▸ PROMPT
Go through the listing below and list every line with "title".

▸ Figure collection entries
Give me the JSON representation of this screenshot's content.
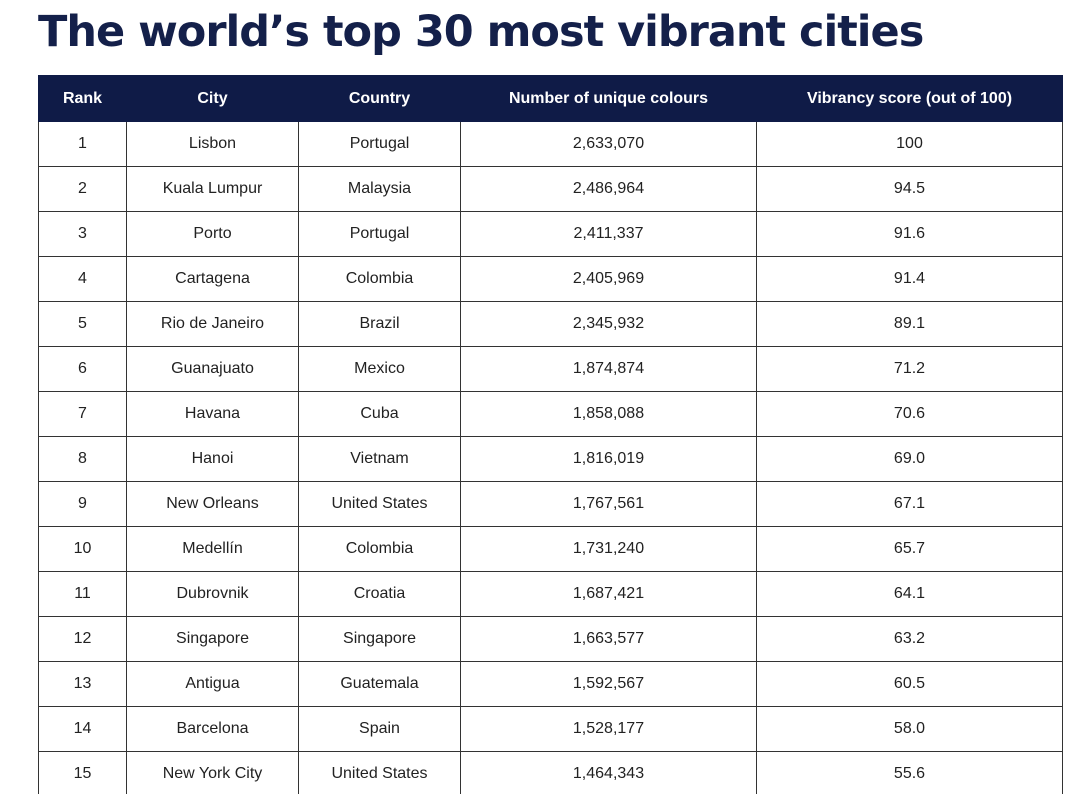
{
  "title": "The world’s top 30 most vibrant cities",
  "table": {
    "headers": [
      "Rank",
      "City",
      "Country",
      "Number of unique colours",
      "Vibrancy score (out of 100)"
    ],
    "rows": [
      [
        "1",
        "Lisbon",
        "Portugal",
        "2,633,070",
        "100"
      ],
      [
        "2",
        "Kuala Lumpur",
        "Malaysia",
        "2,486,964",
        "94.5"
      ],
      [
        "3",
        "Porto",
        "Portugal",
        "2,411,337",
        "91.6"
      ],
      [
        "4",
        "Cartagena",
        "Colombia",
        "2,405,969",
        "91.4"
      ],
      [
        "5",
        "Rio de Janeiro",
        "Brazil",
        "2,345,932",
        "89.1"
      ],
      [
        "6",
        "Guanajuato",
        "Mexico",
        "1,874,874",
        "71.2"
      ],
      [
        "7",
        "Havana",
        "Cuba",
        "1,858,088",
        "70.6"
      ],
      [
        "8",
        "Hanoi",
        "Vietnam",
        "1,816,019",
        "69.0"
      ],
      [
        "9",
        "New Orleans",
        "United States",
        "1,767,561",
        "67.1"
      ],
      [
        "10",
        "Medellín",
        "Colombia",
        "1,731,240",
        "65.7"
      ],
      [
        "11",
        "Dubrovnik",
        "Croatia",
        "1,687,421",
        "64.1"
      ],
      [
        "12",
        "Singapore",
        "Singapore",
        "1,663,577",
        "63.2"
      ],
      [
        "13",
        "Antigua",
        "Guatemala",
        "1,592,567",
        "60.5"
      ],
      [
        "14",
        "Barcelona",
        "Spain",
        "1,528,177",
        "58.0"
      ],
      [
        "15",
        "New York City",
        "United States",
        "1,464,343",
        "55.6"
      ]
    ]
  },
  "colors": {
    "title": "#14204a",
    "header_bg": "#0f1b47",
    "header_text": "#ffffff",
    "border": "#333333"
  }
}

▸ RESULT OF THIS TASK
  "title": "The world’s top 30 most vibrant cities",
    "title": "#14204a",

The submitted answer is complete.